§ **Given exercise**:
Give the data a second time, exactly and in full.

§ **Extracted data**:
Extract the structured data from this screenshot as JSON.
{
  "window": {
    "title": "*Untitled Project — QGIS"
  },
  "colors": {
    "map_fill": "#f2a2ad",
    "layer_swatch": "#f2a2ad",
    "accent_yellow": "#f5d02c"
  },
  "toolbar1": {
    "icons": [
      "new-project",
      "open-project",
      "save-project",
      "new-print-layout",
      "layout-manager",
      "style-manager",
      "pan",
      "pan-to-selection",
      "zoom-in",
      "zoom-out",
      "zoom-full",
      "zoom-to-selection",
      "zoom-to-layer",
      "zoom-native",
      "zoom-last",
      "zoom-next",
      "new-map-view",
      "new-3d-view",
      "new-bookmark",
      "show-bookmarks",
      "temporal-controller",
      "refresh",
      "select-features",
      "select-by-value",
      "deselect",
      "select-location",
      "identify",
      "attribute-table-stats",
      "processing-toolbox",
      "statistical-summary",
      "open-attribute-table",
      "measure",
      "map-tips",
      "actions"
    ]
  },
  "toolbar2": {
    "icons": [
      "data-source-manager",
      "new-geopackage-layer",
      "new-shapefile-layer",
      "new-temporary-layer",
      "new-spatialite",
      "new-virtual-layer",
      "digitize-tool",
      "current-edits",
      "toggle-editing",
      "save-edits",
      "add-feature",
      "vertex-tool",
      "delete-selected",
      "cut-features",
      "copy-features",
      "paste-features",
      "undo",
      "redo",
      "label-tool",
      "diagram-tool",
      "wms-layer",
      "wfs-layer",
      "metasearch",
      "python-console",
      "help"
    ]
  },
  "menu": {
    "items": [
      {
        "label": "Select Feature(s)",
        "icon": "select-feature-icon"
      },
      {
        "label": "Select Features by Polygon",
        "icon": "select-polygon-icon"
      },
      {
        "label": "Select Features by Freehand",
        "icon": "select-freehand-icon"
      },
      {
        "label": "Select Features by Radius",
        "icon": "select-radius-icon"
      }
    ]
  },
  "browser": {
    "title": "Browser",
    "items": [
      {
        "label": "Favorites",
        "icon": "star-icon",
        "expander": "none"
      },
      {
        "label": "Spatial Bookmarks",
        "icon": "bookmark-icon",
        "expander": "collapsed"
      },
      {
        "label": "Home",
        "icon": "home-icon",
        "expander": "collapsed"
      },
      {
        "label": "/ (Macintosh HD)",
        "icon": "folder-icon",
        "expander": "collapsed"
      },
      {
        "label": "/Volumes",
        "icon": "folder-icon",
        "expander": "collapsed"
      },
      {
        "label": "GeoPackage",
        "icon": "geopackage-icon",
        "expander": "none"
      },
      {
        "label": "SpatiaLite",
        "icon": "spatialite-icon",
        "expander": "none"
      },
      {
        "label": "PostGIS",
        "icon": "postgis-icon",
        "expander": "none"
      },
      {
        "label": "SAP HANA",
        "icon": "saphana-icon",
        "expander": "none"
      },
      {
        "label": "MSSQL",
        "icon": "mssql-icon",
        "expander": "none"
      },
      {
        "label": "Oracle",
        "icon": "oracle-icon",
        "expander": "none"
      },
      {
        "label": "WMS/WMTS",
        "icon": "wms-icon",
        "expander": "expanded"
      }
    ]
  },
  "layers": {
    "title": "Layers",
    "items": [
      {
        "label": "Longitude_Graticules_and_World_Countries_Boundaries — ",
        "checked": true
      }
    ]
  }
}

§ **Full response**:
Extract the structured data from this screenshot as JSON.
{
  "window": {
    "title": "*Untitled Project — QGIS"
  },
  "colors": {
    "map_fill": "#f2a2ad",
    "layer_swatch": "#f2a2ad",
    "accent_yellow": "#f5d02c"
  },
  "toolbar1": {
    "icons": [
      "new-project",
      "open-project",
      "save-project",
      "new-print-layout",
      "layout-manager",
      "style-manager",
      "pan",
      "pan-to-selection",
      "zoom-in",
      "zoom-out",
      "zoom-full",
      "zoom-to-selection",
      "zoom-to-layer",
      "zoom-native",
      "zoom-last",
      "zoom-next",
      "new-map-view",
      "new-3d-view",
      "new-bookmark",
      "show-bookmarks",
      "temporal-controller",
      "refresh",
      "select-features",
      "select-by-value",
      "deselect",
      "select-location",
      "identify",
      "attribute-table-stats",
      "processing-toolbox",
      "statistical-summary",
      "open-attribute-table",
      "measure",
      "map-tips",
      "actions"
    ]
  },
  "toolbar2": {
    "icons": [
      "data-source-manager",
      "new-geopackage-layer",
      "new-shapefile-layer",
      "new-temporary-layer",
      "new-spatialite",
      "new-virtual-layer",
      "digitize-tool",
      "current-edits",
      "toggle-editing",
      "save-edits",
      "add-feature",
      "vertex-tool",
      "delete-selected",
      "cut-features",
      "copy-features",
      "paste-features",
      "undo",
      "redo",
      "label-tool",
      "diagram-tool",
      "wms-layer",
      "wfs-layer",
      "metasearch",
      "python-console",
      "help"
    ]
  },
  "menu": {
    "items": [
      {
        "label": "Select Feature(s)",
        "icon": "select-feature-icon"
      },
      {
        "label": "Select Features by Polygon",
        "icon": "select-polygon-icon"
      },
      {
        "label": "Select Features by Freehand",
        "icon": "select-freehand-icon"
      },
      {
        "label": "Select Features by Radius",
        "icon": "select-radius-icon"
      }
    ]
  },
  "browser": {
    "title": "Browser",
    "items": [
      {
        "label": "Favorites",
        "icon": "star-icon",
        "expander": "none"
      },
      {
        "label": "Spatial Bookmarks",
        "icon": "bookmark-icon",
        "expander": "collapsed"
      },
      {
        "label": "Home",
        "icon": "home-icon",
        "expander": "collapsed"
      },
      {
        "label": "/ (Macintosh HD)",
        "icon": "folder-icon",
        "expander": "collapsed"
      },
      {
        "label": "/Volumes",
        "icon": "folder-icon",
        "expander": "collapsed"
      },
      {
        "label": "GeoPackage",
        "icon": "geopackage-icon",
        "expander": "none"
      },
      {
        "label": "SpatiaLite",
        "icon": "spatialite-icon",
        "expander": "none"
      },
      {
        "label": "PostGIS",
        "icon": "postgis-icon",
        "expander": "none"
      },
      {
        "label": "SAP HANA",
        "icon": "saphana-icon",
        "expander": "none"
      },
      {
        "label": "MSSQL",
        "icon": "mssql-icon",
        "expander": "none"
      },
      {
        "label": "Oracle",
        "icon": "oracle-icon",
        "expander": "none"
      },
      {
        "label": "WMS/WMTS",
        "icon": "wms-icon",
        "expander": "expanded"
      }
    ]
  },
  "layers": {
    "title": "Layers",
    "items": [
      {
        "label": "Longitude_Graticules_and_World_Countries_Boundaries — ",
        "checked": true
      }
    ]
  }
}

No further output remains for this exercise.